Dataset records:
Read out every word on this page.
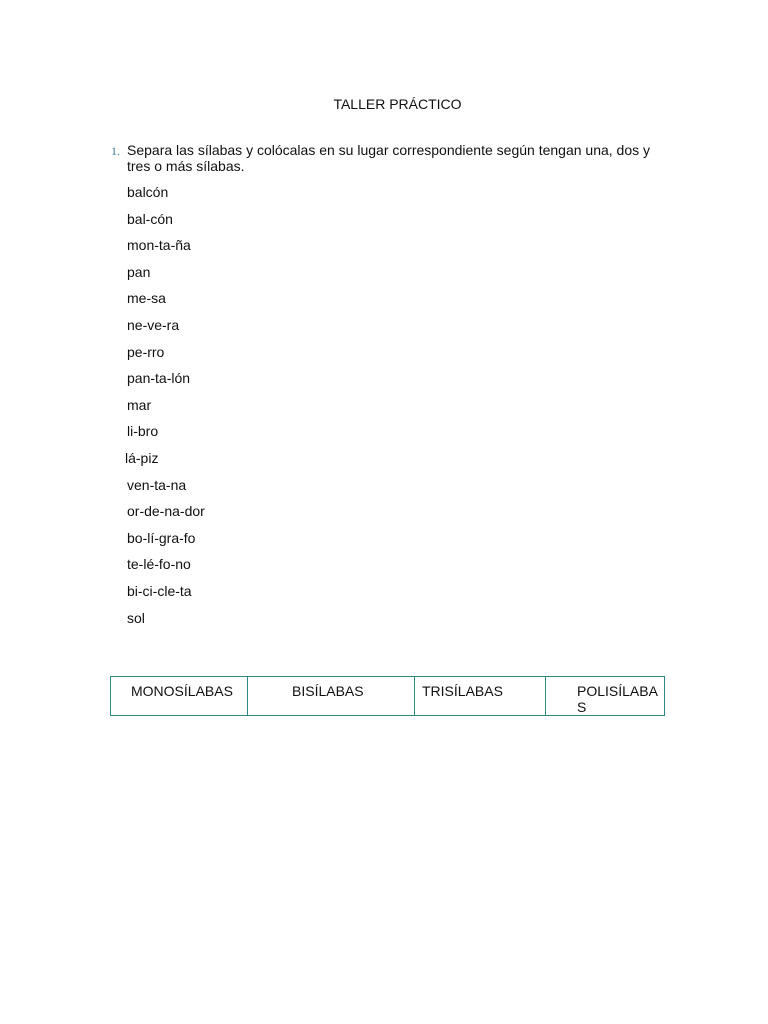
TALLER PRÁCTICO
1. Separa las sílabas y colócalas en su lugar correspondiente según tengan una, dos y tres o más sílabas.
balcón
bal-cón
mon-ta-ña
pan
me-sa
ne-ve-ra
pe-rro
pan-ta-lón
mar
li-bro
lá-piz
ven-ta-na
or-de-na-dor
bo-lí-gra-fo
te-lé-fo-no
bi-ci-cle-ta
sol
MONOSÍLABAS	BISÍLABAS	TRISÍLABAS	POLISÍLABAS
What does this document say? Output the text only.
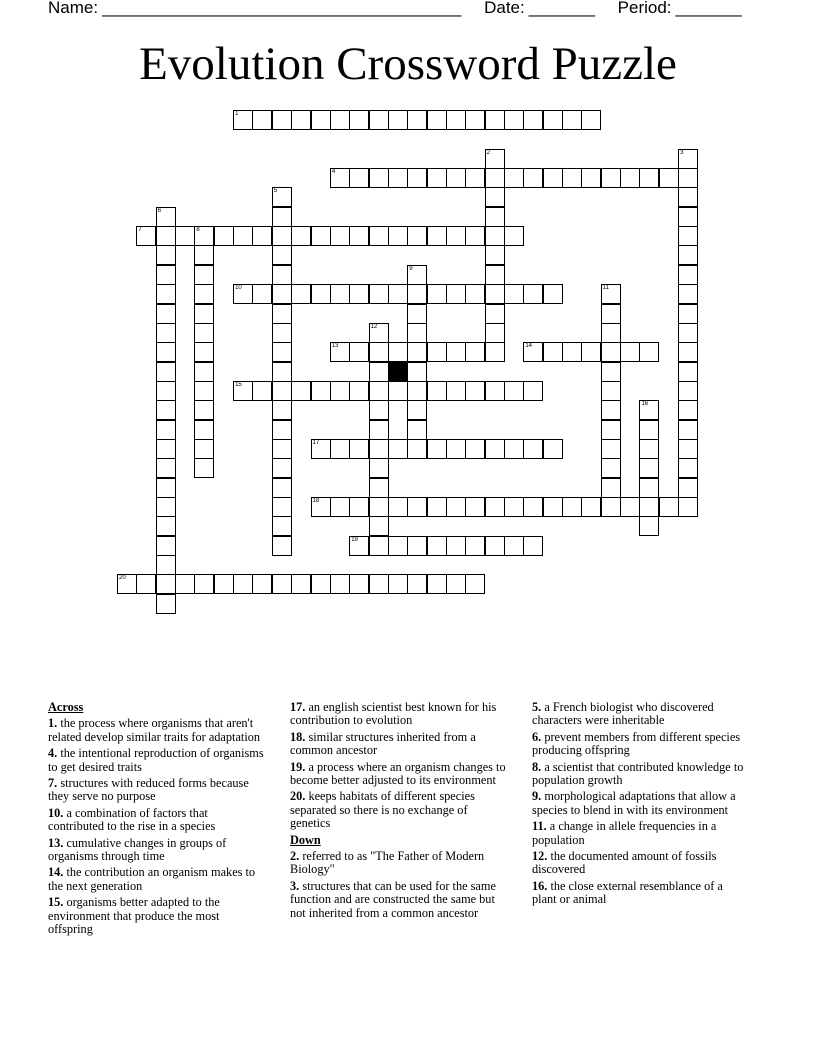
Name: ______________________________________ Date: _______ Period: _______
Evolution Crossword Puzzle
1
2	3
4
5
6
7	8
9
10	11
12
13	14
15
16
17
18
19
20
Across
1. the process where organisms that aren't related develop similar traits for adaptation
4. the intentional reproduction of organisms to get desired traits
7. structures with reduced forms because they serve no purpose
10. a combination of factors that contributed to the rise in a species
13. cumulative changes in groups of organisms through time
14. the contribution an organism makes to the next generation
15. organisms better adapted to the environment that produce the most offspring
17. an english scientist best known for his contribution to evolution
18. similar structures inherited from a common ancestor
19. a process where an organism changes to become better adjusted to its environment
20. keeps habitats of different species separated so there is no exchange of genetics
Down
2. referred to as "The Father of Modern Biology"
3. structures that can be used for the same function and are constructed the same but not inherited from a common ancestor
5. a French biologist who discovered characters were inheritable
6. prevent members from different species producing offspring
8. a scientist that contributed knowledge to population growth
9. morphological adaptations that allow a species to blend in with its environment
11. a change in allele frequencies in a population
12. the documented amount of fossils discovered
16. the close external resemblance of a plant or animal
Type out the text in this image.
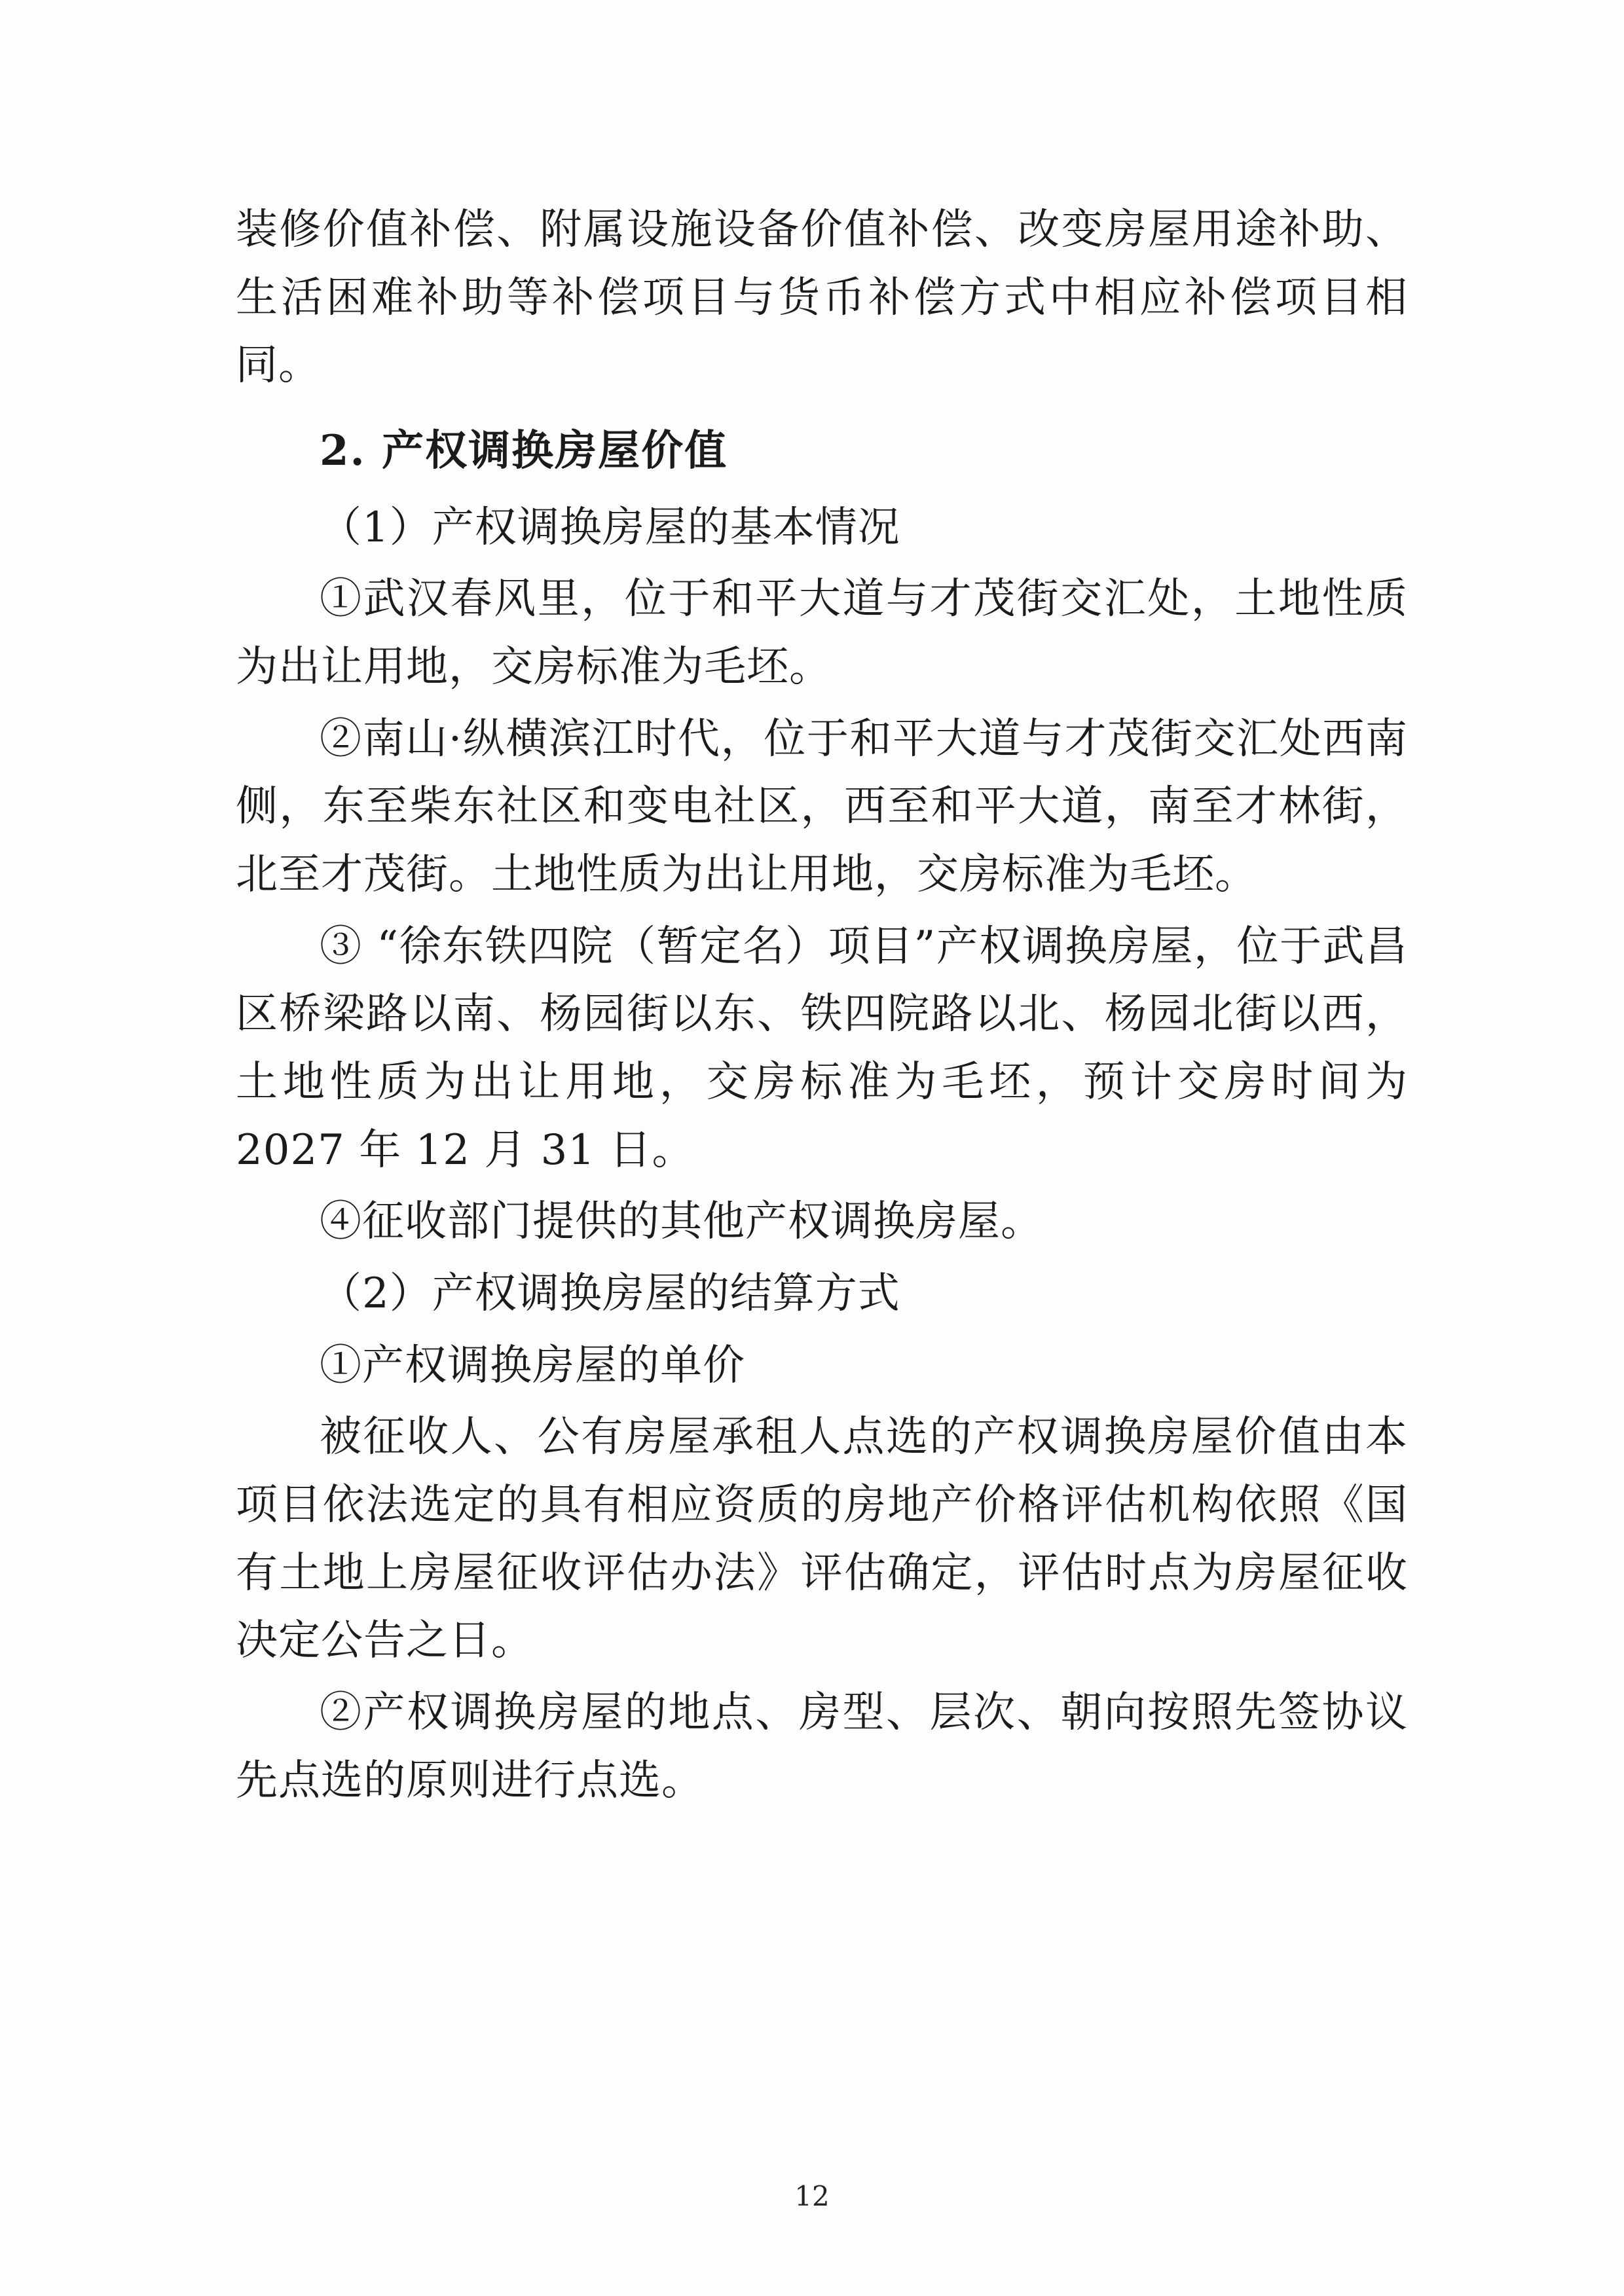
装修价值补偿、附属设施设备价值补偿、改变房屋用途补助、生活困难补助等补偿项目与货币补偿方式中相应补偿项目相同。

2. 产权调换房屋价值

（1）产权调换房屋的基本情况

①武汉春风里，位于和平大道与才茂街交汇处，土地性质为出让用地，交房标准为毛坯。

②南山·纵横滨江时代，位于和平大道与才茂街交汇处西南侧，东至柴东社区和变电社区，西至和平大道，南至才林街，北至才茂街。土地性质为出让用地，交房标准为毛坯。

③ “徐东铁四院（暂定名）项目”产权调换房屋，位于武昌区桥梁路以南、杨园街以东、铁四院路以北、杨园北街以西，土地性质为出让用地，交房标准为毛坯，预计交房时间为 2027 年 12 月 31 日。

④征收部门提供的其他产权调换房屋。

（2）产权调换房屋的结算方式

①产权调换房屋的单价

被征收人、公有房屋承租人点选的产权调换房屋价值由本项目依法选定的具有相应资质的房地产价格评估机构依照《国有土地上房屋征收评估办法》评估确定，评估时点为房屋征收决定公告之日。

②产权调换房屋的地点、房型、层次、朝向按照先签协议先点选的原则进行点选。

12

* [Task directions]: Quote verbatim the final run of lines in the material above, from the line that contains "Type out the text in this image." through the very last line, excluding any pictures.

* [Written response]:
Type out the text in this image.
装修价值补偿、附属设施设备价值补偿、改变房屋用途补助、生活困难补助等补偿项目与货币补偿方式中相应补偿项目相同。

2. 产权调换房屋价值

（1）产权调换房屋的基本情况

①武汉春风里，位于和平大道与才茂街交汇处，土地性质为出让用地，交房标准为毛坯。

②南山·纵横滨江时代，位于和平大道与才茂街交汇处西南侧，东至柴东社区和变电社区，西至和平大道，南至才林街，北至才茂街。土地性质为出让用地，交房标准为毛坯。

③ “徐东铁四院（暂定名）项目”产权调换房屋，位于武昌区桥梁路以南、杨园街以东、铁四院路以北、杨园北街以西，土地性质为出让用地，交房标准为毛坯，预计交房时间为 2027 年 12 月 31 日。

④征收部门提供的其他产权调换房屋。

（2）产权调换房屋的结算方式

①产权调换房屋的单价

被征收人、公有房屋承租人点选的产权调换房屋价值由本项目依法选定的具有相应资质的房地产价格评估机构依照《国有土地上房屋征收评估办法》评估确定，评估时点为房屋征收决定公告之日。

②产权调换房屋的地点、房型、层次、朝向按照先签协议先点选的原则进行点选。

12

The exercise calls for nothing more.